§ **TEXTE FOURNI**
Le rôle que la puissance de l’Âme joue dans l’univers donne lieu à plusieurs questions. On peut les résoudre par le développement du principe suivant : L’Âme gouverne l’univers par la Raison[1]. Comme la raison séminale de chaque individu comprend tous les modes de l’existence du corps qu’elle anime, et que la Raison totale de l’univers comprend les raisons séminales de tous les individus, il en résulte que gouverner l’univers par la Raison c’est, pour l’Âme, faire arriver à l’existence et développer successivement dans le monde sensible toutes les raisons séminales contenues dans la Raison totale de l’univers. Pour cela, elle n’a pas besoin de raisonner. Il lui suffit d’un acte d’imagination par lequel, tout en demeurant en elle-même, elle produit à la fois la matière et les raisons séminales qui, en façonnant la matière, constituent tous les êtres vivants. De là vient que toutes choses forment un ensemble harmonieux, et que même ce qui est moins bon concourt à la perfection de l’univers[2].

§ **CONSIGNE**
Reprenez le passage sur l'Âme qui gouverne l'univers par la Raison et prolongez-le à partir de sa dernière phrase.

§ **ENTRÉES DE DONNÉES**

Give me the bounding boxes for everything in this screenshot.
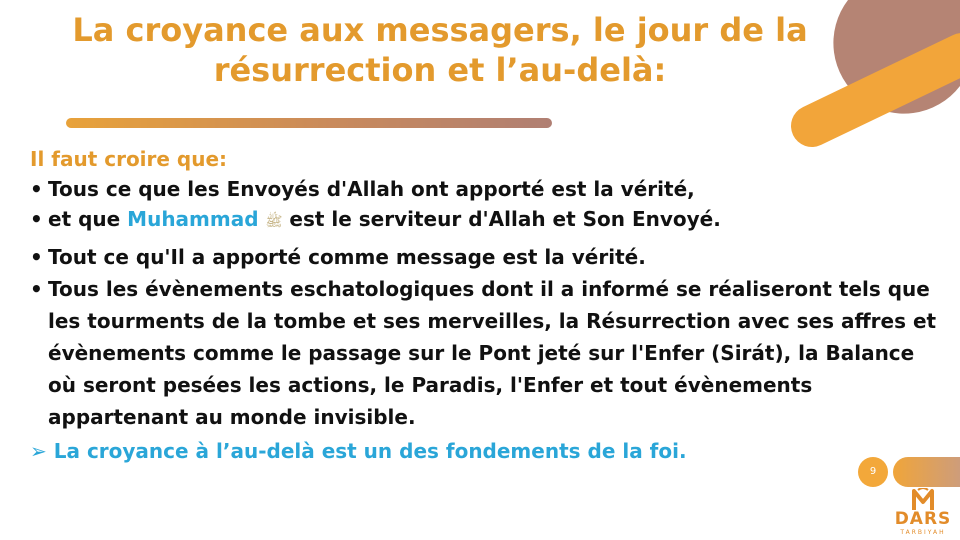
conclusion-text: La croyance à l’au-delà est un des fondements de la foi. <box>53 439 687 463</box>
bullet-item-2 <box>30 204 940 237</box>
highlight-name: Muhammad <box>127 207 259 231</box>
bullet-dot: • <box>30 177 43 201</box>
logo-subtext: TARBIYAH <box>900 529 946 536</box>
title-divider <box>66 118 552 128</box>
bullet-item-1 <box>30 174 940 204</box>
bullet-item-4 <box>30 273 940 433</box>
bullet-dot: • <box>30 245 43 269</box>
title-line-1: La croyance aux messagers, le jour de la <box>72 11 808 49</box>
logo-text: DARS <box>894 509 952 529</box>
slide-body <box>30 144 940 467</box>
bullet-text-2-before: et que <box>48 207 128 231</box>
conclusion-line <box>30 435 940 467</box>
slide-title <box>40 10 840 90</box>
honorific-glyph: ﷺ <box>265 214 283 230</box>
bullet-item-3 <box>30 241 940 273</box>
bullet-text-1: Tous ce que les Envoyés d'Allah ont apporté est la vérité, <box>48 177 695 201</box>
bullet-text-3: Tout ce qu'Il a apporté comme message est la vérité. <box>48 245 646 269</box>
bullet-dot: • <box>30 277 43 301</box>
dars-logo <box>890 488 956 538</box>
bullet-dot: • <box>30 207 43 231</box>
bullet-text-2-after: est le serviteur d'Allah et Son Envoyé. <box>282 207 721 231</box>
bullet-text-4: Tous les évènements eschatologiques dont il a informé se réaliseront tels que les tourments de la tombe et ses merveilles, la Résurrection avec ses affres et évènements comme le passage sur le Pont jeté sur l'Enfer (Sirát), la Balance où seront pesées les actions, le Paradis, l'Enfer et tout évènements appartenant au monde invisible. <box>48 277 937 429</box>
page-number: 9 <box>858 457 888 487</box>
arrow-icon: ➢ <box>30 439 47 463</box>
intro-text: Il faut croire que: <box>30 147 228 171</box>
title-line-2: résurrection et l’au-delà: <box>213 51 667 89</box>
page-number-tab <box>893 457 960 487</box>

§ **RÉSULTAT DE L'EXERCICE**
(XVII-XVIII) L’Âme universelle comprend deux parties analogues aux deux parties de l’âme humaine : ce sont la Puissance principale de l’Âme et la Puissance naturelle et génératrice. La Puissance principale de l’Âme contemple l’Intelligence divine et conçoit ainsi les idées ou formes pures dont l’ensemble constitue le monde intelligible. La Puissance naturelle et génératrice reçoit de la Puissance principale de l’Âme les idées sous la forme de raisons séminales, dont l’ensemble constitue la Raison totale de l’univers ; elle transmet ces raisons à la matière, et donne ainsi naissance à tous les êtres. Il en résulte que le monde sensible est fait à la ressemblance du monde intelligible, et que c’est une image qui se forme perpétuellement.


LIVRE IV.
DE LA MATIÈRE[3].

(§ I) Les philosophes s’accordent à définir la matière la substance, le sujet, le réceptacle des formes. Mais les uns [les Stoïciens] regardent la matière comme un corps sans qualité ; les autres [les Pythagoriciens, les Platoniciens, les Péripatéticiens] la croient incorporelle ; quelques-uns de ces derniers en distinguent deux espèces, la substance des corps ou matière sensible, et la substance des formes incorporelles ou matière intelligible.

  1. Pour la doctrine de Plotin sur l’action providentielle de l’Âme universelle et sur ses rapports avec l’âme humaine, Voy. p. 473-478.
  2. Voy. les Notes, p. 427-434.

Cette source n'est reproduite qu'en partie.